▶ **Instruction**:
Everything in the listing except the pictures should be written out exactly.

▶ **Data records**:

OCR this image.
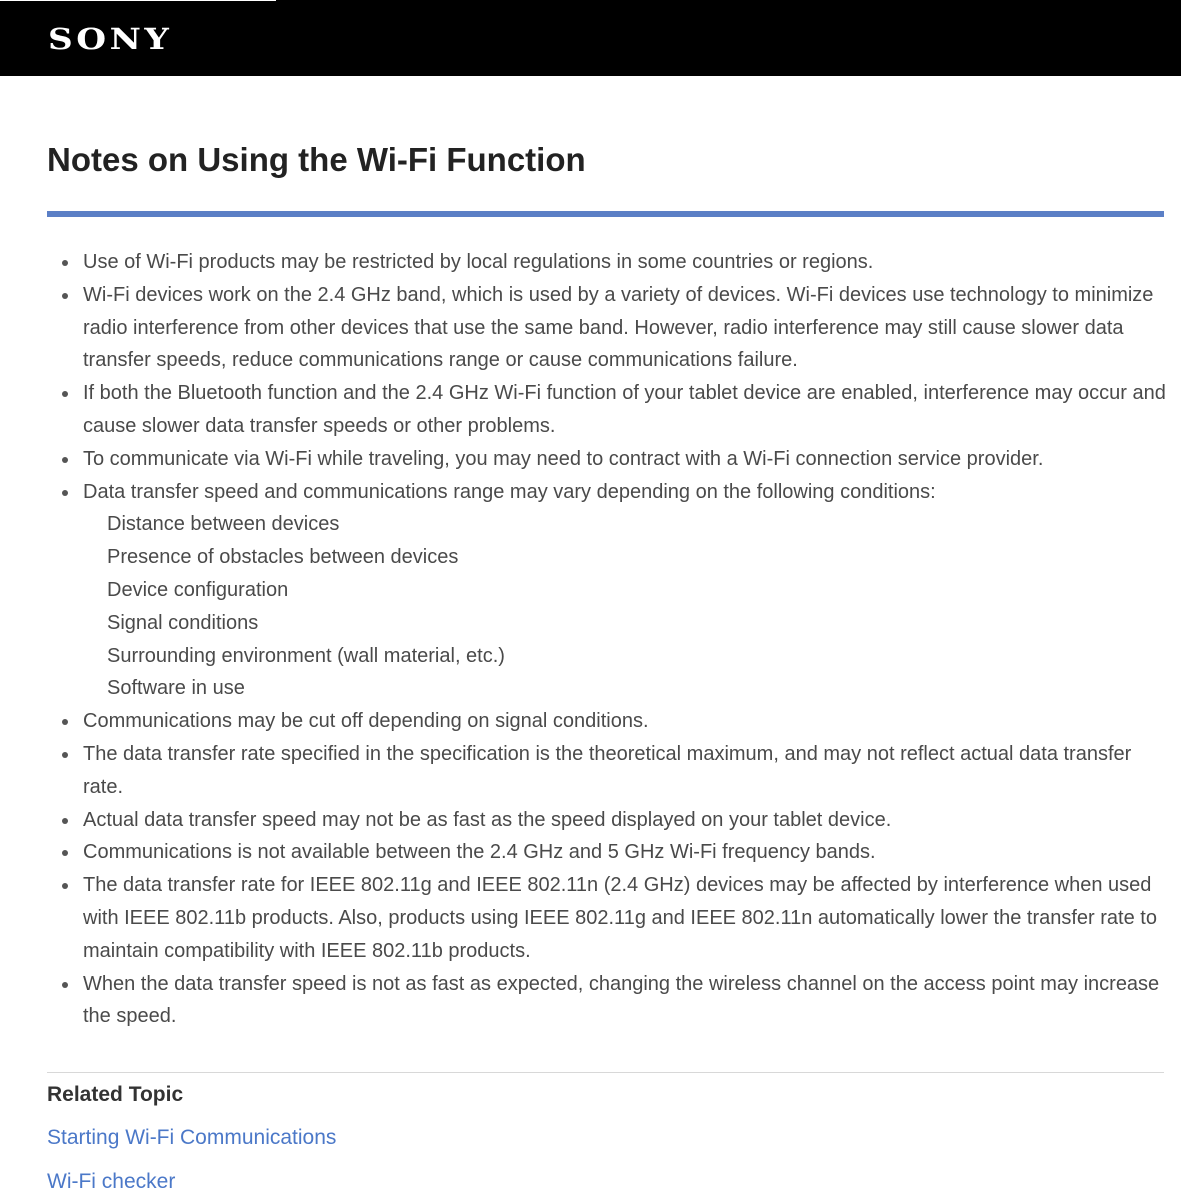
SONY
Notes on Using the Wi-Fi Function
Use of Wi-Fi products may be restricted by local regulations in some countries or regions.
Wi-Fi devices work on the 2.4 GHz band, which is used by a variety of devices. Wi-Fi devices use technology to minimize radio interference from other devices that use the same band. However, radio interference may still cause slower data transfer speeds, reduce communications range or cause communications failure.
If both the Bluetooth function and the 2.4 GHz Wi-Fi function of your tablet device are enabled, interference may occur and cause slower data transfer speeds or other problems.
To communicate via Wi-Fi while traveling, you may need to contract with a Wi-Fi connection service provider.
Data transfer speed and communications range may vary depending on the following conditions:
Distance between devices
Presence of obstacles between devices
Device configuration
Signal conditions
Surrounding environment (wall material, etc.)
Software in use
Communications may be cut off depending on signal conditions.
The data transfer rate specified in the specification is the theoretical maximum, and may not reflect actual data transfer rate.
Actual data transfer speed may not be as fast as the speed displayed on your tablet device.
Communications is not available between the 2.4 GHz and 5 GHz Wi-Fi frequency bands.
The data transfer rate for IEEE 802.11g and IEEE 802.11n (2.4 GHz) devices may be affected by interference when used with IEEE 802.11b products. Also, products using IEEE 802.11g and IEEE 802.11n automatically lower the transfer rate to maintain compatibility with IEEE 802.11b products.
When the data transfer speed is not as fast as expected, changing the wireless channel on the access point may increase the speed.
Related Topic
Starting Wi-Fi Communications
Wi-Fi checker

▶ **Response for this exercise**:
OCR this image.
SONY
Notes on Using the Wi-Fi Function
Use of Wi-Fi products may be restricted by local regulations in some countries or regions.
Wi-Fi devices work on the 2.4 GHz band, which is used by a variety of devices. Wi-Fi devices use technology to minimize radio interference from other devices that use the same band. However, radio interference may still cause slower data transfer speeds, reduce communications range or cause communications failure.
If both the Bluetooth function and the 2.4 GHz Wi-Fi function of your tablet device are enabled, interference may occur and cause slower data transfer speeds or other problems.
To communicate via Wi-Fi while traveling, you may need to contract with a Wi-Fi connection service provider.
Data transfer speed and communications range may vary depending on the following conditions:
Distance between devices
Presence of obstacles between devices
Device configuration
Signal conditions
Surrounding environment (wall material, etc.)
Software in use
Communications may be cut off depending on signal conditions.
The data transfer rate specified in the specification is the theoretical maximum, and may not reflect actual data transfer rate.
Actual data transfer speed may not be as fast as the speed displayed on your tablet device.
Communications is not available between the 2.4 GHz and 5 GHz Wi-Fi frequency bands.
The data transfer rate for IEEE 802.11g and IEEE 802.11n (2.4 GHz) devices may be affected by interference when used with IEEE 802.11b products. Also, products using IEEE 802.11g and IEEE 802.11n automatically lower the transfer rate to maintain compatibility with IEEE 802.11b products.
When the data transfer speed is not as fast as expected, changing the wireless channel on the access point may increase the speed.
Related Topic
Starting Wi-Fi Communications
Wi-Fi checker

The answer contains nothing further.